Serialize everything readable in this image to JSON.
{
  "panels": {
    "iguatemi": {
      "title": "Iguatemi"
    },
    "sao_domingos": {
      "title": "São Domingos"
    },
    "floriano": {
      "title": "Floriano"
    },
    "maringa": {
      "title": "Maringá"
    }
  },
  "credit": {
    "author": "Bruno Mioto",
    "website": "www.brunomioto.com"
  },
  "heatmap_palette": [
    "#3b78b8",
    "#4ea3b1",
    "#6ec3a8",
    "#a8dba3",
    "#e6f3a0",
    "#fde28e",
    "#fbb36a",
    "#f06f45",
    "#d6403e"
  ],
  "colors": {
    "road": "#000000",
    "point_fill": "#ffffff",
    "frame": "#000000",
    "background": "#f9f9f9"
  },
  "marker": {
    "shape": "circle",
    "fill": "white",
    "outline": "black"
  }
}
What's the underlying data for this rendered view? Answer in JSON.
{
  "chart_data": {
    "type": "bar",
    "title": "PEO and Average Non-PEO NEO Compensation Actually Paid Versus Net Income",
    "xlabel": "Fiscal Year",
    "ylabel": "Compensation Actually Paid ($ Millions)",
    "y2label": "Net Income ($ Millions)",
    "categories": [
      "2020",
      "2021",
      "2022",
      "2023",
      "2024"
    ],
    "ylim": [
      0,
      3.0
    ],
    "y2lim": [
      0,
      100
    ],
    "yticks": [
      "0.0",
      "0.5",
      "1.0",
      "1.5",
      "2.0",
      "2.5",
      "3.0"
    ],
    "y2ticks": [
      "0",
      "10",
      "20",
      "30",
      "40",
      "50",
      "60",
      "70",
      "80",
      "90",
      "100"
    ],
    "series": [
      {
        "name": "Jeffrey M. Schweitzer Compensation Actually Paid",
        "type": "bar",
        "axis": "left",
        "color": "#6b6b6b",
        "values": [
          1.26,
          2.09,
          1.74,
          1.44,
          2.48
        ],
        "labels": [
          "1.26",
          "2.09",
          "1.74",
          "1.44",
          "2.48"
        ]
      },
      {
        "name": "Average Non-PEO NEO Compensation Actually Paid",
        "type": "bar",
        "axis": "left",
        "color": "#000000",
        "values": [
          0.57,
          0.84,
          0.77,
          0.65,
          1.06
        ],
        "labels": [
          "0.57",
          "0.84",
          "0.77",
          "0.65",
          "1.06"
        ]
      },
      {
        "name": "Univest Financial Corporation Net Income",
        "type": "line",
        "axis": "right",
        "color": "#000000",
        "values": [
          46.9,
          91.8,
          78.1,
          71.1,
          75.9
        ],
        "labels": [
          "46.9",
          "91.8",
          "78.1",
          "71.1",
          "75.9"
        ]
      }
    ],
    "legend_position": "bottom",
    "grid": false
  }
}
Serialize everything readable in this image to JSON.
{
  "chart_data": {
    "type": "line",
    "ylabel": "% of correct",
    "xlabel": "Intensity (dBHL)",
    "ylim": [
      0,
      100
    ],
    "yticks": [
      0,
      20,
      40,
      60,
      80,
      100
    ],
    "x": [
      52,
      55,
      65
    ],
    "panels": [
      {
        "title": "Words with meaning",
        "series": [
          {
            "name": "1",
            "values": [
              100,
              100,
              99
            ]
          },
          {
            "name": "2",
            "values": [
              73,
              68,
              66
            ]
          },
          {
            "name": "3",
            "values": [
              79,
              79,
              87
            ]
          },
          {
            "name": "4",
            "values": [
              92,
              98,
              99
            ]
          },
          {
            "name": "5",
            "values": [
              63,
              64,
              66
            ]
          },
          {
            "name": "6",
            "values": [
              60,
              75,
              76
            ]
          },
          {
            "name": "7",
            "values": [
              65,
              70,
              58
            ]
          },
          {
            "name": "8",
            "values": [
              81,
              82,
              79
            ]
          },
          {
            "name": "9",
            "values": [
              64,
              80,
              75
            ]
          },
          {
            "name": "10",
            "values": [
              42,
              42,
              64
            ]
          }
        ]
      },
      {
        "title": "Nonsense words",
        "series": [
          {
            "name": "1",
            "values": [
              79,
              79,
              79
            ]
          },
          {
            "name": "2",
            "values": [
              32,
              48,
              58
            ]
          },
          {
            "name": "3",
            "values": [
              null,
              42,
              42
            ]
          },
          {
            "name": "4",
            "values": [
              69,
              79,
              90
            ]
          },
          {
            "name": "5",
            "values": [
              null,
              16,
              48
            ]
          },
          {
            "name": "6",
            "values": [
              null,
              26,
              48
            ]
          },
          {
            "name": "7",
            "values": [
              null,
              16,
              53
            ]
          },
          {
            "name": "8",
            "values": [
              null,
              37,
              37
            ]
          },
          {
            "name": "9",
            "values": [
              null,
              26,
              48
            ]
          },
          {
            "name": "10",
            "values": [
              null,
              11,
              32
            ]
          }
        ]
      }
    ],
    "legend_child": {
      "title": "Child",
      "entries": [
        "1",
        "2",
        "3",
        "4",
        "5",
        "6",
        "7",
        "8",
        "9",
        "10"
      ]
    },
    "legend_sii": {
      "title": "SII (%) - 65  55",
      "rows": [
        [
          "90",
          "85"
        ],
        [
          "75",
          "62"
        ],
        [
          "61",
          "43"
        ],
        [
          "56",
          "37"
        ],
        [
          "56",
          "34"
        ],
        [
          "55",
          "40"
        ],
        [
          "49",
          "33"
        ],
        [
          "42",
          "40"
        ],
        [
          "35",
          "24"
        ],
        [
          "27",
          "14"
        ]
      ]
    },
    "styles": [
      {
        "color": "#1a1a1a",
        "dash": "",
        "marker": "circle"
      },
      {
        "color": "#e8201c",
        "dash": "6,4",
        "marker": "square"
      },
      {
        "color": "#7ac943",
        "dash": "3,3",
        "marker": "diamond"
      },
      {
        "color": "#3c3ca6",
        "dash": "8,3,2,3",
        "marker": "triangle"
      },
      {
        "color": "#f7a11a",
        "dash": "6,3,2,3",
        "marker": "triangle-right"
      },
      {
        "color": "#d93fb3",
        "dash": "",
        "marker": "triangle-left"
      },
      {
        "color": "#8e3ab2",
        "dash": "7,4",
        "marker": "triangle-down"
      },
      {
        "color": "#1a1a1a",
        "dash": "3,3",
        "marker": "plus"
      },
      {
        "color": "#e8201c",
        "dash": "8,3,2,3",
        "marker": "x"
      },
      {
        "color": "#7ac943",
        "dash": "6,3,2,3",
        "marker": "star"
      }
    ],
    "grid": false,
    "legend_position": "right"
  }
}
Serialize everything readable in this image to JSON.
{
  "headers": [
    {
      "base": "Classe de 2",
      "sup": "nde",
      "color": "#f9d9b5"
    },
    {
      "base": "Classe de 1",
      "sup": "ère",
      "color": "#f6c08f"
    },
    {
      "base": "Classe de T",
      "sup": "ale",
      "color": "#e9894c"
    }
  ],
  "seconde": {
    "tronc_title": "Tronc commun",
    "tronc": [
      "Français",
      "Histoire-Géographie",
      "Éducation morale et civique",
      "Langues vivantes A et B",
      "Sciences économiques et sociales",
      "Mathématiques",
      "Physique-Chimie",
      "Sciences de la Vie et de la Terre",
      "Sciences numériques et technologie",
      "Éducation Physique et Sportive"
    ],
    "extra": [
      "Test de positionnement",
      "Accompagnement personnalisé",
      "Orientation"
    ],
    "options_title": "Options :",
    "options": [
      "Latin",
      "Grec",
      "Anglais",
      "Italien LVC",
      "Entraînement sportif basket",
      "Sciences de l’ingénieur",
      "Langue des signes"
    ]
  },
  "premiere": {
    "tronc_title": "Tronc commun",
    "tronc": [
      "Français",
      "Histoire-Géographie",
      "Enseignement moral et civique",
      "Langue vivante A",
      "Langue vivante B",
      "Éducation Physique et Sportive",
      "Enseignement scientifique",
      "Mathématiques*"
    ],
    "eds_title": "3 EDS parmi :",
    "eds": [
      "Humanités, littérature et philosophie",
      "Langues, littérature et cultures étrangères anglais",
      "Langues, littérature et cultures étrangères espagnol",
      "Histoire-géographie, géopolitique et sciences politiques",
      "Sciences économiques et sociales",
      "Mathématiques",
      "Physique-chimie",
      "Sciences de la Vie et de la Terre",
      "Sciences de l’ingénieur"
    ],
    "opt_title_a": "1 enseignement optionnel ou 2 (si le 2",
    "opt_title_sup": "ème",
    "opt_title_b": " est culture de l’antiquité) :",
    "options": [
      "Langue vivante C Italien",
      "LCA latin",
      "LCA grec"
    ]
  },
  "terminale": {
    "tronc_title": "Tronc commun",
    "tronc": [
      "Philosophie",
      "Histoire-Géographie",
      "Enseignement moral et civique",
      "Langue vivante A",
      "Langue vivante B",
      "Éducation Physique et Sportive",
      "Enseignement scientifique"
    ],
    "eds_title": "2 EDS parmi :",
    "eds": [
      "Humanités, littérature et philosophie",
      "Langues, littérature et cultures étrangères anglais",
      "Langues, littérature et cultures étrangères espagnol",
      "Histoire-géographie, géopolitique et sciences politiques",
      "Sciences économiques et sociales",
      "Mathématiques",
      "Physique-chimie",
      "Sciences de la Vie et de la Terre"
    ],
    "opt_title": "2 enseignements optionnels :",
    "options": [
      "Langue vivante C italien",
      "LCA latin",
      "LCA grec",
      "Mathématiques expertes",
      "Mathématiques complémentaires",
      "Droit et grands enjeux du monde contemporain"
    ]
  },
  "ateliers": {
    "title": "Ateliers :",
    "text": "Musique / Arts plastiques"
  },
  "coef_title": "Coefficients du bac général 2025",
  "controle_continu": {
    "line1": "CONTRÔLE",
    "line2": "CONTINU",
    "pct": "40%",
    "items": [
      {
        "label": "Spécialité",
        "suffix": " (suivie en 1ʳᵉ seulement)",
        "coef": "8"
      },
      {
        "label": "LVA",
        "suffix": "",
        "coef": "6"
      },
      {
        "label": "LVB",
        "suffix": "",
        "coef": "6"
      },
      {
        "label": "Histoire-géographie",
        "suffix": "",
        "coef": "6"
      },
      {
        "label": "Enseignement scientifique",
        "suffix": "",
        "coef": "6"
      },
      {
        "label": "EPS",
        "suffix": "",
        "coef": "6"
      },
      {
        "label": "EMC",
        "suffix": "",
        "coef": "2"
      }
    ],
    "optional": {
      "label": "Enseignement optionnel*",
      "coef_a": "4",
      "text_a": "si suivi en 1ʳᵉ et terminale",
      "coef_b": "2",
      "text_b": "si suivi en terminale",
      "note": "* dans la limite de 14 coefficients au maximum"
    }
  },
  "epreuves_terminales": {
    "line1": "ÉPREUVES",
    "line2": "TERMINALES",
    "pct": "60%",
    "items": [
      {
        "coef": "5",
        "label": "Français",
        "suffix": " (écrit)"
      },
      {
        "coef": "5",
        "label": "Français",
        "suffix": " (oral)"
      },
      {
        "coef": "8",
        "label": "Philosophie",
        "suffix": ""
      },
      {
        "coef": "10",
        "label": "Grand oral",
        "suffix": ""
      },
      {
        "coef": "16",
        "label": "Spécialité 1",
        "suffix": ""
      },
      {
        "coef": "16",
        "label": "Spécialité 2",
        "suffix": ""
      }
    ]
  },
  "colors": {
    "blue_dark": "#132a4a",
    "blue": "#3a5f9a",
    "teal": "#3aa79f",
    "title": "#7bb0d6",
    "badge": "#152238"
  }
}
■ ■ ■ ■ ■ ■ ■
### WHAT IS BEING ASKED:
Which lines contain "Paid"? Show each of them.

### THE REPLY:
    "title": "PEO and Average Non-PEO NEO Compensation Actually Paid Versus Net Income",
    "ylabel": "Compensation Actually Paid ($ Millions)",
        "name": "Jeffrey M. Schweitzer Compensation Actually Paid",
        "name": "Average Non-PEO NEO Compensation Actually Paid",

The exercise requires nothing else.